Given task - Take the entries below and reproduce them word for word.

■ ■ ■ ■

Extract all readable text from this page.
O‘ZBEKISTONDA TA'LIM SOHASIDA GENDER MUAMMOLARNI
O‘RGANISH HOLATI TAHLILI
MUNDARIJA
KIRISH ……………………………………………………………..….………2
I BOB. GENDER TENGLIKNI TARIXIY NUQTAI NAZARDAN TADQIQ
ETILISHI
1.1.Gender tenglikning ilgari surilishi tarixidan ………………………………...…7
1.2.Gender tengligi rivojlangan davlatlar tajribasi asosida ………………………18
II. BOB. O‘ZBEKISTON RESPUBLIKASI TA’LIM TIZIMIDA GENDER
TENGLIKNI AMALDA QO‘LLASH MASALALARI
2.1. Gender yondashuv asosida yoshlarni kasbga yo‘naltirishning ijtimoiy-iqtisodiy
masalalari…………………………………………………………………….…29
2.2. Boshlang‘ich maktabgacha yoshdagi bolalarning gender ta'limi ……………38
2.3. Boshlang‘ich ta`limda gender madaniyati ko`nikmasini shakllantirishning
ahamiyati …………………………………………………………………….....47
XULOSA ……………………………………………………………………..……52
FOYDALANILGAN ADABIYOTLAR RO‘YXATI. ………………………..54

■ ■ ■ ■

Task result -
Extract all readable text from this page.
O‘ZBEKISTONDA TA'LIM SOHASIDA GENDER MUAMMOLARNI
O‘RGANISH HOLATI TAHLILI
MUNDARIJA
KIRISH ……………………………………………………………..….………2
I BOB. GENDER TENGLIKNI TARIXIY NUQTAI NAZARDAN TADQIQ
ETILISHI
1.1.Gender tenglikning ilgari surilishi tarixidan ………………………………...…7
1.2.Gender tengligi rivojlangan davlatlar tajribasi asosida ………………………18
II. BOB. O‘ZBEKISTON RESPUBLIKASI TA’LIM TIZIMIDA GENDER
TENGLIKNI AMALDA QO‘LLASH MASALALARI
2.1. Gender yondashuv asosida yoshlarni kasbga yo‘naltirishning ijtimoiy-iqtisodiy
masalalari…………………………………………………………………….…29
2.2. Boshlang‘ich maktabgacha yoshdagi bolalarning gender ta'limi ……………38
2.3. Boshlang‘ich ta`limda gender madaniyati ko`nikmasini shakllantirishning
ahamiyati …………………………………………………………………….....47
XULOSA ……………………………………………………………………..……52
FOYDALANILGAN ADABIYOTLAR RO‘YXATI. ………………………..54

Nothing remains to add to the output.